> **YOUR OBJECTIVE**: Output the material word for word. Leave each picture out.

> **GIVEN ENTRIES**:
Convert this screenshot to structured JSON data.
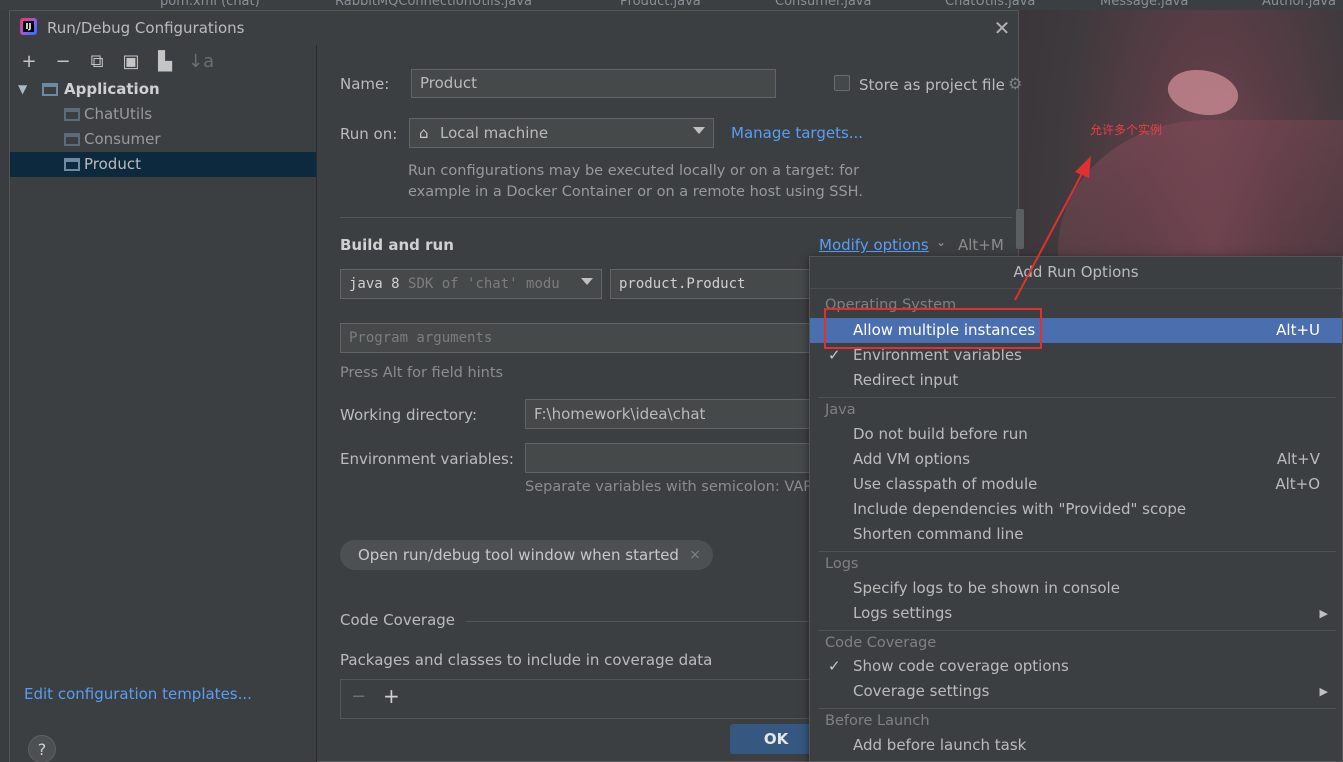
{
  "background_tabs": [
    "pom.xml (chat)",
    "RabbitMQConnectionUtils.java",
    "Product.java",
    "Consumer.java",
    "ChatUtils.java",
    "Message.java",
    "Author.java"
  ],
  "dialog": {
    "title": "Run/Debug Configurations",
    "close_icon": "close-icon"
  },
  "toolbar": {
    "add": "+",
    "remove": "−",
    "copy": "⧉",
    "save": "▣",
    "folder": "▙",
    "sort": "↓a"
  },
  "tree": {
    "root_label": "Application",
    "children": [
      "ChatUtils",
      "Consumer",
      "Product"
    ]
  },
  "left_footer": {
    "edit_templates": "Edit configuration templates...",
    "help": "?"
  },
  "form": {
    "name_label": "Name:",
    "name_value": "Product",
    "store_label": "Store as project file",
    "run_on_label": "Run on:",
    "run_on_value": "Local machine",
    "manage_targets": "Manage targets...",
    "run_on_hint_1": "Run configurations may be executed locally or on a target: for",
    "run_on_hint_2": "example in a Docker Container or on a remote host using SSH.",
    "build_run_title": "Build and run",
    "modify_options": "Modify options",
    "modify_shortcut": "Alt+M",
    "jre_value": "java 8",
    "jre_hint": "SDK of 'chat' modu",
    "main_class": "product.Product",
    "program_args_placeholder": "Program arguments",
    "field_hints": "Press Alt for field hints",
    "working_dir_label": "Working directory:",
    "working_dir_value": "F:\\homework\\idea\\chat",
    "env_vars_label": "Environment variables:",
    "env_vars_value": "",
    "env_hint": "Separate variables with semicolon: VAR",
    "chip_label": "Open run/debug tool window when started",
    "chip_close": "×",
    "code_coverage_title": "Code Coverage",
    "packages_label": "Packages and classes to include in coverage data",
    "cov_remove": "−",
    "cov_add": "+",
    "ok": "OK"
  },
  "popup": {
    "title": "Add Run Options",
    "groups": {
      "os": "Operating System",
      "java": "Java",
      "logs": "Logs",
      "coverage": "Code Coverage",
      "before": "Before Launch"
    },
    "items": {
      "allow_multiple": "Allow multiple instances",
      "allow_multiple_sc": "Alt+U",
      "env_vars": "Environment variables",
      "redirect_input": "Redirect input",
      "no_build": "Do not build before run",
      "vm_options": "Add VM options",
      "vm_options_sc": "Alt+V",
      "classpath": "Use classpath of module",
      "classpath_sc": "Alt+O",
      "provided": "Include dependencies with \"Provided\" scope",
      "shorten": "Shorten command line",
      "logs_console": "Specify logs to be shown in console",
      "logs_settings": "Logs settings",
      "show_coverage": "Show code coverage options",
      "coverage_settings": "Coverage settings",
      "before_task": "Add before launch task"
    },
    "check": "✓",
    "submenu": "▶"
  },
  "annotation": {
    "text": "允许多个实例",
    "color": "#e03030"
  }
}
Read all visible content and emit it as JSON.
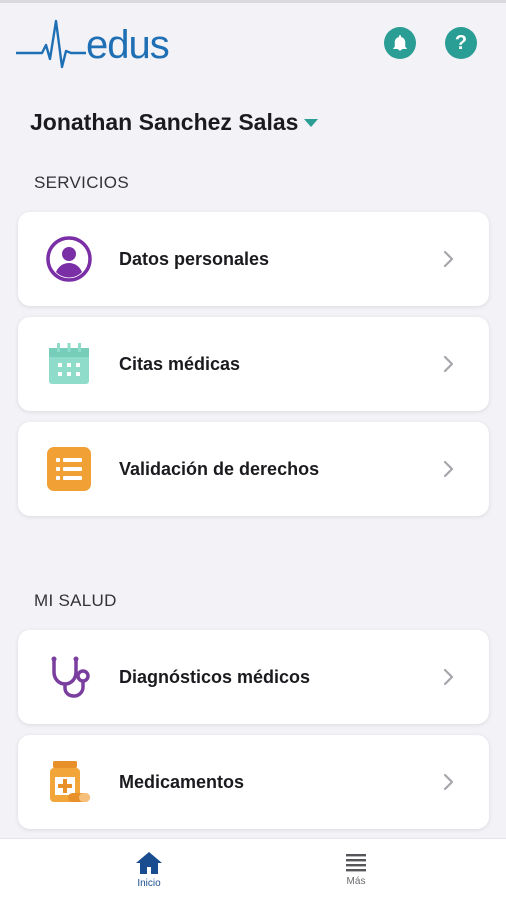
{
  "app": {
    "logo_text": "edus"
  },
  "header": {
    "bell_icon": "bell-icon",
    "help_icon": "help-icon",
    "help_glyph": "?",
    "accent_color": "#2a9d94"
  },
  "user": {
    "name": "Jonathan Sanchez Salas"
  },
  "sections": {
    "servicios": {
      "title": "SERVICIOS",
      "items": [
        {
          "label": "Datos personales",
          "icon": "person-icon"
        },
        {
          "label": "Citas médicas",
          "icon": "calendar-icon"
        },
        {
          "label": "Validación de derechos",
          "icon": "list-icon"
        }
      ]
    },
    "mi_salud": {
      "title": "MI SALUD",
      "items": [
        {
          "label": "Diagnósticos médicos",
          "icon": "stethoscope-icon"
        },
        {
          "label": "Medicamentos",
          "icon": "medicine-icon"
        }
      ]
    }
  },
  "bottom_nav": {
    "home_label": "Inicio",
    "more_label": "Más"
  }
}
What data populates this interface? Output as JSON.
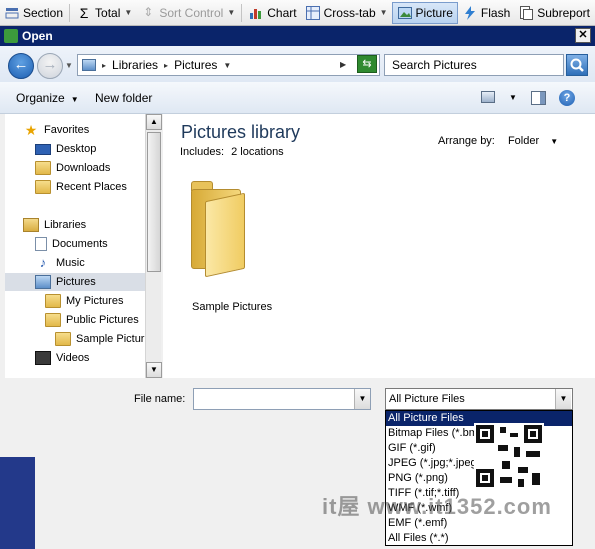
{
  "toolbar": {
    "items": [
      {
        "label": "Section",
        "icon": "section-icon",
        "state": "normal"
      },
      {
        "label": "Total",
        "icon": "sigma-icon",
        "state": "normal"
      },
      {
        "label": "Sort Control",
        "icon": "sort-icon",
        "state": "disabled"
      },
      {
        "label": "Chart",
        "icon": "chart-icon",
        "state": "normal"
      },
      {
        "label": "Cross-tab",
        "icon": "crosstab-icon",
        "state": "normal"
      },
      {
        "label": "Picture",
        "icon": "picture-icon",
        "state": "active"
      },
      {
        "label": "Flash",
        "icon": "flash-icon",
        "state": "normal"
      },
      {
        "label": "Subreport",
        "icon": "subreport-icon",
        "state": "normal"
      }
    ]
  },
  "dialog": {
    "title": "Open",
    "close_glyph": "✕",
    "address": {
      "crumbs": [
        "Libraries",
        "Pictures"
      ]
    },
    "search_placeholder": "Search Pictures",
    "commands": {
      "organize": "Organize",
      "new_folder": "New folder",
      "help": "?"
    },
    "nav": {
      "favorites_header": "Favorites",
      "favorites": [
        "Desktop",
        "Downloads",
        "Recent Places"
      ],
      "libraries_header": "Libraries",
      "libraries": [
        "Documents",
        "Music",
        "Pictures"
      ],
      "pictures_children": [
        "My Pictures",
        "Public Pictures"
      ],
      "public_children": [
        "Sample Pictures"
      ],
      "after": [
        "Videos"
      ],
      "selected": "Pictures"
    },
    "content": {
      "title": "Pictures library",
      "includes_label": "Includes:",
      "includes_value": "2 locations",
      "arrange_label": "Arrange by:",
      "arrange_value": "Folder",
      "folder_name": "Sample Pictures"
    },
    "file_name_label": "File name:",
    "file_name_value": "",
    "file_type_selected": "All Picture Files",
    "file_type_options": [
      "All Picture Files",
      "Bitmap Files (*.bmp)",
      "GIF (*.gif)",
      "JPEG (*.jpg;*.jpeg)",
      "PNG (*.png)",
      "TIFF (*.tif;*.tiff)",
      "WMF (*.wmf)",
      "EMF (*.emf)",
      "All Files (*.*)"
    ]
  },
  "watermark": "it屋 www.it1352.com",
  "colors": {
    "title_bar": "#0a246a",
    "selection": "#0a246a",
    "accent": "#1e395b"
  }
}
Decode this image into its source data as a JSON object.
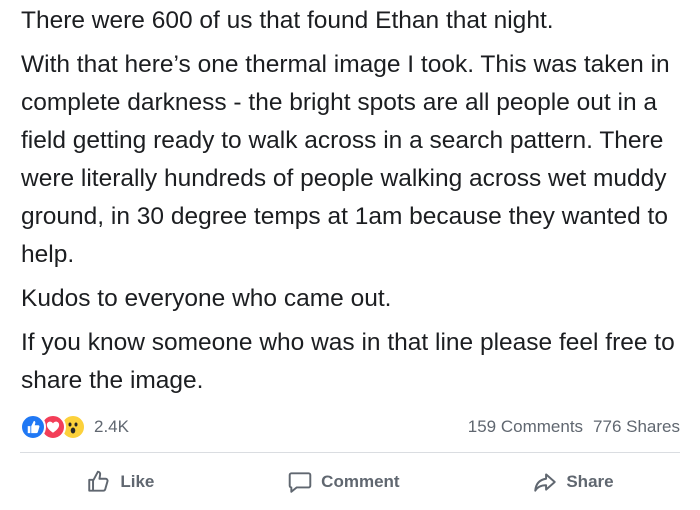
{
  "post": {
    "paragraphs": [
      "There were 600 of us that found Ethan that night.",
      "With that here’s one thermal image I took. This was taken in complete darkness - the bright spots are all people out in a field getting ready to walk across in a search pattern. There were literally hundreds of people walking across wet muddy ground, in 30 degree temps at 1am because they wanted to help.",
      "Kudos to everyone who came out.",
      "If you know someone who was in that line please feel free to share the image."
    ]
  },
  "stats": {
    "reactions": [
      "like-icon",
      "love-icon",
      "wow-icon"
    ],
    "reaction_count": "2.4K",
    "comments": "159 Comments",
    "shares": "776 Shares"
  },
  "actions": {
    "like_label": "Like",
    "comment_label": "Comment",
    "share_label": "Share"
  },
  "colors": {
    "text": "#1c1e21",
    "muted": "#606770",
    "like_blue": "#2078f4",
    "love_red": "#f33e58",
    "wow_yellow": "#fcd13b"
  }
}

> **FINISHED EXERCISE**:
Convert this screenshot to structured JSON data.
{
  "background_tabs": [
    "pom.xml (chat)",
    "RabbitMQConnectionUtils.java",
    "Product.java",
    "Consumer.java",
    "ChatUtils.java",
    "Message.java",
    "Author.java"
  ],
  "dialog": {
    "title": "Run/Debug Configurations",
    "close_icon": "close-icon"
  },
  "toolbar": {
    "add": "+",
    "remove": "−",
    "copy": "⧉",
    "save": "▣",
    "folder": "▙",
    "sort": "↓a"
  },
  "tree": {
    "root_label": "Application",
    "children": [
      "ChatUtils",
      "Consumer",
      "Product"
    ]
  },
  "left_footer": {
    "edit_templates": "Edit configuration templates...",
    "help": "?"
  },
  "form": {
    "name_label": "Name:",
    "name_value": "Product",
    "store_label": "Store as project file",
    "run_on_label": "Run on:",
    "run_on_value": "Local machine",
    "manage_targets": "Manage targets...",
    "run_on_hint_1": "Run configurations may be executed locally or on a target: for",
    "run_on_hint_2": "example in a Docker Container or on a remote host using SSH.",
    "build_run_title": "Build and run",
    "modify_options": "Modify options",
    "modify_shortcut": "Alt+M",
    "jre_value": "java 8",
    "jre_hint": "SDK of 'chat' modu",
    "main_class": "product.Product",
    "program_args_placeholder": "Program arguments",
    "field_hints": "Press Alt for field hints",
    "working_dir_label": "Working directory:",
    "working_dir_value": "F:\\homework\\idea\\chat",
    "env_vars_label": "Environment variables:",
    "env_vars_value": "",
    "env_hint": "Separate variables with semicolon: VAR",
    "chip_label": "Open run/debug tool window when started",
    "chip_close": "×",
    "code_coverage_title": "Code Coverage",
    "packages_label": "Packages and classes to include in coverage data",
    "cov_remove": "−",
    "cov_add": "+",
    "ok": "OK"
  },
  "popup": {
    "title": "Add Run Options",
    "groups": {
      "os": "Operating System",
      "java": "Java",
      "logs": "Logs",
      "coverage": "Code Coverage",
      "before": "Before Launch"
    },
    "items": {
      "allow_multiple": "Allow multiple instances",
      "allow_multiple_sc": "Alt+U",
      "env_vars": "Environment variables",
      "redirect_input": "Redirect input",
      "no_build": "Do not build before run",
      "vm_options": "Add VM options",
      "vm_options_sc": "Alt+V",
      "classpath": "Use classpath of module",
      "classpath_sc": "Alt+O",
      "provided": "Include dependencies with \"Provided\" scope",
      "shorten": "Shorten command line",
      "logs_console": "Specify logs to be shown in console",
      "logs_settings": "Logs settings",
      "show_coverage": "Show code coverage options",
      "coverage_settings": "Coverage settings",
      "before_task": "Add before launch task"
    },
    "check": "✓",
    "submenu": "▶"
  },
  "annotation": {
    "text": "允许多个实例",
    "color": "#e03030"
  }
}
Read all visible content and emit it as JSON.
{
  "app": {
    "logo_text": "edus"
  },
  "header": {
    "bell_icon": "bell-icon",
    "help_icon": "help-icon",
    "help_glyph": "?",
    "accent_color": "#2a9d94"
  },
  "user": {
    "name": "Jonathan Sanchez Salas"
  },
  "sections": {
    "servicios": {
      "title": "SERVICIOS",
      "items": [
        {
          "label": "Datos personales",
          "icon": "person-icon"
        },
        {
          "label": "Citas médicas",
          "icon": "calendar-icon"
        },
        {
          "label": "Validación de derechos",
          "icon": "list-icon"
        }
      ]
    },
    "mi_salud": {
      "title": "MI SALUD",
      "items": [
        {
          "label": "Diagnósticos médicos",
          "icon": "stethoscope-icon"
        },
        {
          "label": "Medicamentos",
          "icon": "medicine-icon"
        }
      ]
    }
  },
  "bottom_nav": {
    "home_label": "Inicio",
    "more_label": "Más"
  }
}
What data populates this interface? Output as JSON.
{
  "toolbar": {
    "items": [
      {
        "label": "Section",
        "icon": "section-icon",
        "state": "normal"
      },
      {
        "label": "Total",
        "icon": "sigma-icon",
        "state": "normal"
      },
      {
        "label": "Sort Control",
        "icon": "sort-icon",
        "state": "disabled"
      },
      {
        "label": "Chart",
        "icon": "chart-icon",
        "state": "normal"
      },
      {
        "label": "Cross-tab",
        "icon": "crosstab-icon",
        "state": "normal"
      },
      {
        "label": "Picture",
        "icon": "picture-icon",
        "state": "active"
      },
      {
        "label": "Flash",
        "icon": "flash-icon",
        "state": "normal"
      },
      {
        "label": "Subreport",
        "icon": "subreport-icon",
        "state": "normal"
      }
    ]
  },
  "dialog": {
    "title": "Open",
    "close_glyph": "✕",
    "address": {
      "crumbs": [
        "Libraries",
        "Pictures"
      ]
    },
    "search_placeholder": "Search Pictures",
    "commands": {
      "organize": "Organize",
      "new_folder": "New folder",
      "help": "?"
    },
    "nav": {
      "favorites_header": "Favorites",
      "favorites": [
        "Desktop",
        "Downloads",
        "Recent Places"
      ],
      "libraries_header": "Libraries",
      "libraries": [
        "Documents",
        "Music",
        "Pictures"
      ],
      "pictures_children": [
        "My Pictures",
        "Public Pictures"
      ],
      "public_children": [
        "Sample Pictures"
      ],
      "after": [
        "Videos"
      ],
      "selected": "Pictures"
    },
    "content": {
      "title": "Pictures library",
      "includes_label": "Includes:",
      "includes_value": "2 locations",
      "arrange_label": "Arrange by:",
      "arrange_value": "Folder",
      "folder_name": "Sample Pictures"
    },
    "file_name_label": "File name:",
    "file_name_value": "",
    "file_type_selected": "All Picture Files",
    "file_type_options": [
      "All Picture Files",
      "Bitmap Files (*.bmp)",
      "GIF (*.gif)",
      "JPEG (*.jpg;*.jpeg)",
      "PNG (*.png)",
      "TIFF (*.tif;*.tiff)",
      "WMF (*.wmf)",
      "EMF (*.emf)",
      "All Files (*.*)"
    ]
  },
  "watermark": "it屋 www.it1352.com",
  "colors": {
    "title_bar": "#0a246a",
    "selection": "#0a246a",
    "accent": "#1e395b"
  }
}
Decode this image into its source data as a JSON object.
{
  "post": {
    "paragraphs": [
      "There were 600 of us that found Ethan that night.",
      "With that here’s one thermal image I took. This was taken in complete darkness - the bright spots are all people out in a field getting ready to walk across in a search pattern. There were literally hundreds of people walking across wet muddy ground, in 30 degree temps at 1am because they wanted to help.",
      "Kudos to everyone who came out.",
      "If you know someone who was in that line please feel free to share the image."
    ]
  },
  "stats": {
    "reactions": [
      "like-icon",
      "love-icon",
      "wow-icon"
    ],
    "reaction_count": "2.4K",
    "comments": "159 Comments",
    "shares": "776 Shares"
  },
  "actions": {
    "like_label": "Like",
    "comment_label": "Comment",
    "share_label": "Share"
  },
  "colors": {
    "text": "#1c1e21",
    "muted": "#606770",
    "like_blue": "#2078f4",
    "love_red": "#f33e58",
    "wow_yellow": "#fcd13b"
  }
}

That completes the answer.